Make an exact copy of the entries, and keep any pictures out of it.

EXTRACTED MATERIAL:

■ ■ ■ ■

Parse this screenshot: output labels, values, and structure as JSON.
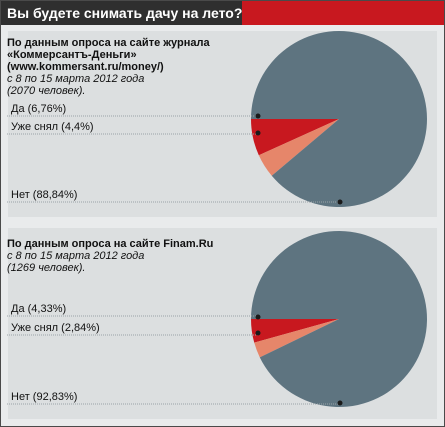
{
  "question": "Вы будете снимать дачу на лето?",
  "colors": {
    "yes": "#c8181f",
    "rented": "#e6866a",
    "no": "#5e7480",
    "header": "#2f2f2f",
    "accent": "#c8181f"
  },
  "surveys": [
    {
      "lines_bold": [
        "По данным опроса на сайте журнала",
        "«Коммерсантъ-Деньги»",
        "(www.kommersant.ru/money/)"
      ],
      "lines_italic": [
        "с 8 по 15 марта 2012 года",
        "(2070 человек)."
      ]
    },
    {
      "lines_bold": [
        "По данным опроса на сайте Finam.Ru"
      ],
      "lines_italic": [
        "с 8 по 15 марта 2012 года",
        "(1269 человек)."
      ]
    }
  ],
  "chart_data": [
    {
      "type": "pie",
      "categories": [
        "Да",
        "Уже снял",
        "Нет"
      ],
      "values": [
        6.76,
        4.4,
        88.84
      ],
      "labels": [
        "Да (6,76%)",
        "Уже снял (4,4%)",
        "Нет (88,84%)"
      ]
    },
    {
      "type": "pie",
      "categories": [
        "Да",
        "Уже снял",
        "Нет"
      ],
      "values": [
        4.33,
        2.84,
        92.83
      ],
      "labels": [
        "Да (4,33%)",
        "Уже снял (2,84%)",
        "Нет (92,83%)"
      ]
    }
  ]
}
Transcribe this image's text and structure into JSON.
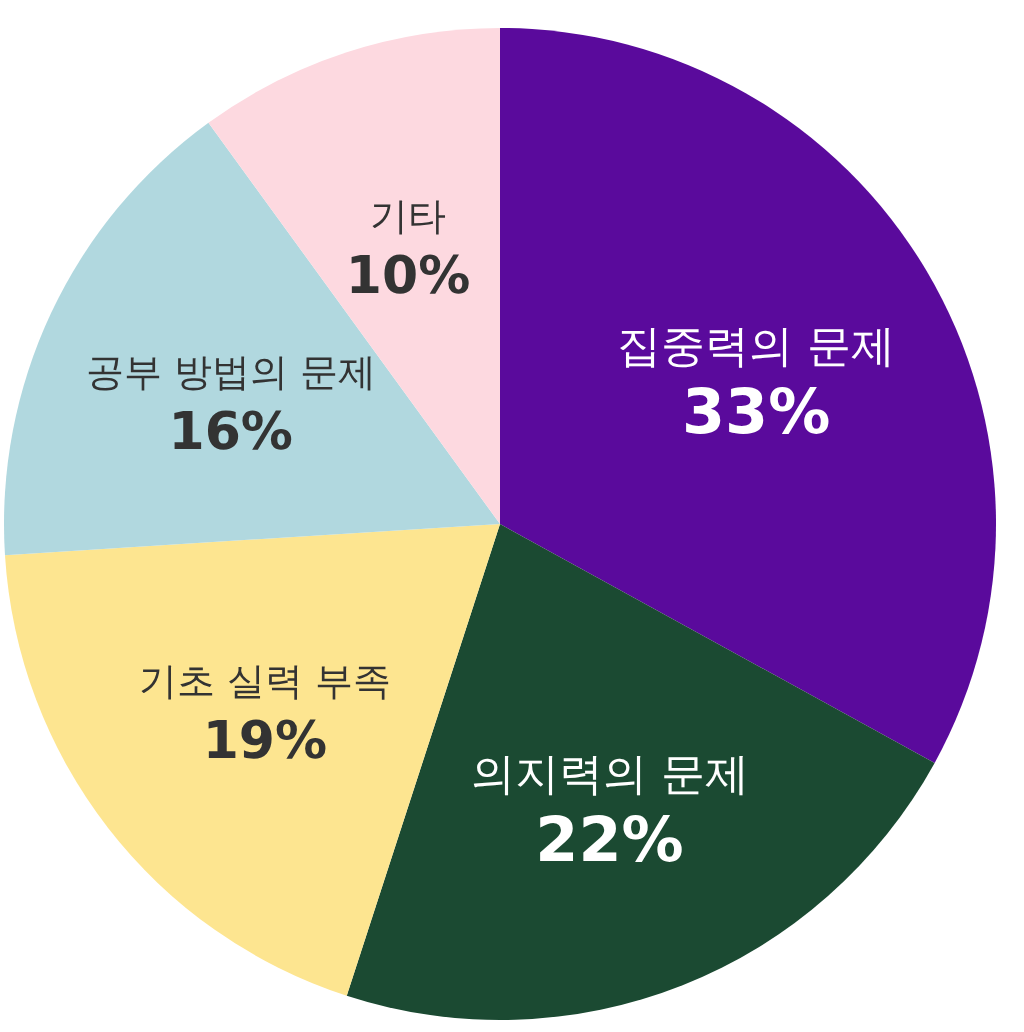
{
  "chart_data": {
    "type": "pie",
    "categories": [
      "집중력의 문제",
      "의지력의 문제",
      "기초 실력 부족",
      "공부 방법의 문제",
      "기타"
    ],
    "values": [
      33,
      22,
      19,
      16,
      10
    ],
    "value_labels": [
      "33%",
      "22%",
      "19%",
      "16%",
      "10%"
    ],
    "colors": [
      "#5a0a9c",
      "#1b4a32",
      "#fde590",
      "#b1d8df",
      "#fdd9e0"
    ]
  }
}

■ ■ ■ ■

SOLUTION BELOW:
Parse this screenshot: output labels, values, and structure as JSON.
{
  "question": "Вы будете снимать дачу на лето?",
  "colors": {
    "yes": "#c8181f",
    "rented": "#e6866a",
    "no": "#5e7480",
    "header": "#2f2f2f",
    "accent": "#c8181f"
  },
  "surveys": [
    {
      "lines_bold": [
        "По данным опроса на сайте журнала",
        "«Коммерсантъ-Деньги»",
        "(www.kommersant.ru/money/)"
      ],
      "lines_italic": [
        "с 8 по 15 марта 2012 года",
        "(2070 человек)."
      ]
    },
    {
      "lines_bold": [
        "По данным опроса на сайте Finam.Ru"
      ],
      "lines_italic": [
        "с 8 по 15 марта 2012 года",
        "(1269 человек)."
      ]
    }
  ],
  "chart_data": [
    {
      "type": "pie",
      "categories": [
        "Да",
        "Уже снял",
        "Нет"
      ],
      "values": [
        6.76,
        4.4,
        88.84
      ],
      "labels": [
        "Да (6,76%)",
        "Уже снял (4,4%)",
        "Нет (88,84%)"
      ]
    },
    {
      "type": "pie",
      "categories": [
        "Да",
        "Уже снял",
        "Нет"
      ],
      "values": [
        4.33,
        2.84,
        92.83
      ],
      "labels": [
        "Да (4,33%)",
        "Уже снял (2,84%)",
        "Нет (92,83%)"
      ]
    }
  ]
}
Transcribe this image's text and structure into JSON.
{
  "chart_data": {
    "type": "pie",
    "categories": [
      "집중력의 문제",
      "의지력의 문제",
      "기초 실력 부족",
      "공부 방법의 문제",
      "기타"
    ],
    "values": [
      33,
      22,
      19,
      16,
      10
    ],
    "value_labels": [
      "33%",
      "22%",
      "19%",
      "16%",
      "10%"
    ],
    "colors": [
      "#5a0a9c",
      "#1b4a32",
      "#fde590",
      "#b1d8df",
      "#fdd9e0"
    ]
  }
}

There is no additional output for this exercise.